• [Extract]
Do you think that without this literature the ideology would have developed to the same degree of sophistication?

Inevitably yes, but perhaps at a much slower pace. But I think, one must remember again, even without the literature the most important element is the small insights we are given into Africa by the conservative press that we have in this country. A hell of a lot of them have what they regard as Africa series, or Africa columns, depicting what is said by so many different people in Africa, so many people in other parts of the Third World, Asia and Latin America, particularly China. This creates a focus for identification. So I would say the direction was inevitable. Perhaps what one might say is that the pace might have been slower. Its accuracy might have been much greater if the pace was even slower – accuracy in the sense that it was going to be a movement with the people, rather than a situation where one conceives an idea and actually addresses it very neatly, and then transposes it onto a situation. This was inborn, in a sense.

Some people have found great difficulty in being able to analyze and see the difference between Fanon's France versus Algeria, or Stokely's white America versus black America, and our situation of whites versus blacks. Because people tend to do very little homework. But that's not so much from our ranks.

That's much more from hangers-on who come in, people who could not be convinced by indigenous argument. People who had to respect somebody else first from outside, read him, understand him in that situation and then say "Ja, those boys are right! Now this is what we should be saying!" The people who analyzed Nyerere and his works begin to see these things, then having accepted them [ask] what about the situation at home. So, you do get this kind of broad spectrum which differs in the sense of attaching different importances to little nuances – little nuances about post-revolutionary society, others opting for socialism, others opting for a nondescript type of nonracialism. You might say there is nonracial capitalist, nonracial socialist. Others might be opting for some kind of bantustan type of thing, like Gatsha's [Buthelezi] thing of black federation, or the adoption of a kind of black consciousness within the type of amorphous situation we have now. So there is this wide spectrum. But broadly speaking the authentic movement one could
say talks of a non-exploitative, egalitarian, non-racialist society. And they're not prepared to expound on this any further. One knows why they will not do this.

Liberals decried apartheid and segregation and discrimination so that people refused to talk in any terms which in any way either simulated apartheid or segregation or discrimination. In fact it became a sine qua non that before you even started entering the arena of politics and fighting for social change you must be a non-racialist. And this explains why in fact it became necessary for SASO to mount such a heavy attack on liberals. They did a quick and good job. In one year, I think the campuses obliterated any strong trace of liberalism. And in the larger society, now going out of campus, blacks began to see that in fact it was a fallacy to think that before you fight you need to have a white man next to you, for the sake of depicting a non-racial society.

At the December 1968 conference was the name SASO coined?

Yes, we coined it right there. In fact the major ideas regarding a constitution, and so on were coined there. And what the conference was to do the following year was to give the thing a proper mandate in the various student areas. In one year, we had thrown NUSAS off the campuses and we had firmly entrenched SASO. Our first campus was Turfloop, and then came ours [University of Natal Non-European Medical School] – ours was a very developed campus – we were facing, as I said, two sides, the pro-NUSAS and the pro-PAC. Those PAC guys saw us as an extension of NUSAS.

• [What the task requires] Based on the interview about SASO, does each statement agree with it? 1. The name SASO was coined at the December 1968 conference. 2. The first campus where SASO took hold was the University of Natal Non-European Medical School. 3. The speaker holds that without the literature, the ideology would not have developed to the same degree of sophistication. Answer yes or no for each, quoting the deciding words. The dataset entries aren't needed for the task.

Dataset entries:
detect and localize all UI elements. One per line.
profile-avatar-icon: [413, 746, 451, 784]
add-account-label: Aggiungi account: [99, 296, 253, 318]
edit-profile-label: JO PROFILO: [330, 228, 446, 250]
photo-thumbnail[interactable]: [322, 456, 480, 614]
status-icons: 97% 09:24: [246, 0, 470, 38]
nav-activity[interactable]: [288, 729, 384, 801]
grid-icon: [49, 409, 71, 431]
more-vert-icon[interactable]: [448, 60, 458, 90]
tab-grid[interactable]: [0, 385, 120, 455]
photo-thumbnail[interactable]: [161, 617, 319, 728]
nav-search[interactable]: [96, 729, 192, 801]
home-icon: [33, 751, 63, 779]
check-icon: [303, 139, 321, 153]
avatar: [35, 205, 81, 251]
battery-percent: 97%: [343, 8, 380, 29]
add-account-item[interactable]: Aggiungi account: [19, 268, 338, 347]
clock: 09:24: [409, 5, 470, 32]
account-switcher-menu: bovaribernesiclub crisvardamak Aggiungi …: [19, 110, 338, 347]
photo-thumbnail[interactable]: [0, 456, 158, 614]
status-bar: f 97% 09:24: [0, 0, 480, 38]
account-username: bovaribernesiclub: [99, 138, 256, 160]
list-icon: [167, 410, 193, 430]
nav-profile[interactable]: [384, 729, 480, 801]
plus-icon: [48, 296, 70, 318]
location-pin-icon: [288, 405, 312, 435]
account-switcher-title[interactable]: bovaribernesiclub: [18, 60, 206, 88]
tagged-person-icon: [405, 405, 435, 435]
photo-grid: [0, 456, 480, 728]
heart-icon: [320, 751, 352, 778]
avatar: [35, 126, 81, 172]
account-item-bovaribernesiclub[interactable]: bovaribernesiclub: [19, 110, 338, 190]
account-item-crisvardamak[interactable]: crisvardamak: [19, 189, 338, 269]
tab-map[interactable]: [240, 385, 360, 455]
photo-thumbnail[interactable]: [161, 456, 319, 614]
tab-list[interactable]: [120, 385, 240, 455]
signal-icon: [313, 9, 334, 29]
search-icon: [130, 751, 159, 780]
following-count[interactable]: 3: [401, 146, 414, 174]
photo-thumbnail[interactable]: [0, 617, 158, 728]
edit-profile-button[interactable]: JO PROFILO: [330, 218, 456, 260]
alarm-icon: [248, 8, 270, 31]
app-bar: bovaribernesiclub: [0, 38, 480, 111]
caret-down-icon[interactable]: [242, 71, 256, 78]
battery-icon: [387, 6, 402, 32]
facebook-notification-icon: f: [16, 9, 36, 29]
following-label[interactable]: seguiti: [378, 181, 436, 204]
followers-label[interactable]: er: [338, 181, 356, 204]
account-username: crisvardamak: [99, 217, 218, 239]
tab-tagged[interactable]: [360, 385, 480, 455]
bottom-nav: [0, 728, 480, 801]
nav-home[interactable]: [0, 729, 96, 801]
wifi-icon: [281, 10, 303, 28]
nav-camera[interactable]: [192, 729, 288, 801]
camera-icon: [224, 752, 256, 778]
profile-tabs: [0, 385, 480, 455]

• [Reply]
1. Yes: "Yes, we coined it right there."
2. No: "Our first campus was Turfloop, and then came ours"
3. No: "Inevitably yes, but perhaps at a much slower pace."